> **Work to do**
Select the lines of the records containing the word "type" and list them.

> **Entries supplied**
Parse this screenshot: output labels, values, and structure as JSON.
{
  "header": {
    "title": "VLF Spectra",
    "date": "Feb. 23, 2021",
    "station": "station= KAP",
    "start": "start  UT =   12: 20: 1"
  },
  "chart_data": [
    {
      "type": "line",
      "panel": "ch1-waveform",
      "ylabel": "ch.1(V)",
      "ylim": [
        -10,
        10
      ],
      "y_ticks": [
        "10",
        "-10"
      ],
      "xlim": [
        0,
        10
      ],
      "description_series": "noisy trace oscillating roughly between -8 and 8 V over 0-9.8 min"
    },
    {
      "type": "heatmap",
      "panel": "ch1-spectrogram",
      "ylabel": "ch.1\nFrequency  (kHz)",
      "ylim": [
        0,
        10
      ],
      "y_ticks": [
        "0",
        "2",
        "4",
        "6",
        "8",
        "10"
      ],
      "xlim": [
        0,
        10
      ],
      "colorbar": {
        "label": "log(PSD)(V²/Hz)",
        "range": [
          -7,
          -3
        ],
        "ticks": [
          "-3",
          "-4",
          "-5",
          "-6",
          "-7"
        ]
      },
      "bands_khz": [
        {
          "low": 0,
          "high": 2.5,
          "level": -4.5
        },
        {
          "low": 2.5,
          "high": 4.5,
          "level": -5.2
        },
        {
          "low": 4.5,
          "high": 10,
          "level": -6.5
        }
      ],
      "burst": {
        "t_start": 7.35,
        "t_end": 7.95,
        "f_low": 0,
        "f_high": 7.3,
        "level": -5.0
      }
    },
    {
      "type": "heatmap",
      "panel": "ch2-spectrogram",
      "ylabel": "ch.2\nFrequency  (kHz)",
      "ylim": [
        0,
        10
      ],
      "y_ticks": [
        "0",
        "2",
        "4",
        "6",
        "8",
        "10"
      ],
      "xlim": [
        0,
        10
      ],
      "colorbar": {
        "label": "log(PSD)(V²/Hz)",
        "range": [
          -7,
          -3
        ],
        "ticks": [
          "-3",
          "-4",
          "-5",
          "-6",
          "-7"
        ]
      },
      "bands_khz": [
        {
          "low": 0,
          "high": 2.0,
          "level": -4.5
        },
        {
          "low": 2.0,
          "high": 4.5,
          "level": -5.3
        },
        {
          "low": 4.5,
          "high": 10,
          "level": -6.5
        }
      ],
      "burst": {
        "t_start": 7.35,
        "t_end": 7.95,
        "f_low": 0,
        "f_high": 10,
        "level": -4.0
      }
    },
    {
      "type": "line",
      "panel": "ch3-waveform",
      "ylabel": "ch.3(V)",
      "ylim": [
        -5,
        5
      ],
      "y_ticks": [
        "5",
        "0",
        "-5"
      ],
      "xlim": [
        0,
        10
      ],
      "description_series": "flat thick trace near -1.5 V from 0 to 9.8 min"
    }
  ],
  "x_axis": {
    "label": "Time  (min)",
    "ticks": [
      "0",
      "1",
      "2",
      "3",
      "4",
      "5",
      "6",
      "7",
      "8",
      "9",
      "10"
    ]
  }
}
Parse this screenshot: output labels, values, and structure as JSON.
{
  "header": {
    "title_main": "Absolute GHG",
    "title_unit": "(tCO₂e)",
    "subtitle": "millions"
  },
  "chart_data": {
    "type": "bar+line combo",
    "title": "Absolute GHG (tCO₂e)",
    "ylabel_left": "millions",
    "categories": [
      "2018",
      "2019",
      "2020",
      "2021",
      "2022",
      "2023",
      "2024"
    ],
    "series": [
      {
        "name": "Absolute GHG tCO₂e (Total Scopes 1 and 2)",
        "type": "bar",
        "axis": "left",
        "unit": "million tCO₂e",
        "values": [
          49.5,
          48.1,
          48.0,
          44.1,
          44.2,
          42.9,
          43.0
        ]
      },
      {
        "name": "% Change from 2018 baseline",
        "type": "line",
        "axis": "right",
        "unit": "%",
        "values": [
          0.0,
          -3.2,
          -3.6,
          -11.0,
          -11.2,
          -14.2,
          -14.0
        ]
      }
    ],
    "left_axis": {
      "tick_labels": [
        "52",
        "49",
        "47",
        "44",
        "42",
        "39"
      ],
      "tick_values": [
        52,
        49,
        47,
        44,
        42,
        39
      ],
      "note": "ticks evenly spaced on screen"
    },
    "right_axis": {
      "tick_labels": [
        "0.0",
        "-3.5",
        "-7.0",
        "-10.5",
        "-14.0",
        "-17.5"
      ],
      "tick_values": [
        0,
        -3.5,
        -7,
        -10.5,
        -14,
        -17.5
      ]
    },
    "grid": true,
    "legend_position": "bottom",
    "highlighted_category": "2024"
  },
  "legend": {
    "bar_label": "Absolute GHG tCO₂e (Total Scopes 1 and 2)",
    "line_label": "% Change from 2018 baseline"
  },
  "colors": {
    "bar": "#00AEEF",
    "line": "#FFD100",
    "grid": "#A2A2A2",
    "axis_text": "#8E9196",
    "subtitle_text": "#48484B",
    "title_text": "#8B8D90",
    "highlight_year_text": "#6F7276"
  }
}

> **Output of the task**
      "type": "line",
      "type": "heatmap",
      "type": "heatmap",
      "type": "line",
    "type": "bar+line combo",
        "type": "bar",
        "type": "line",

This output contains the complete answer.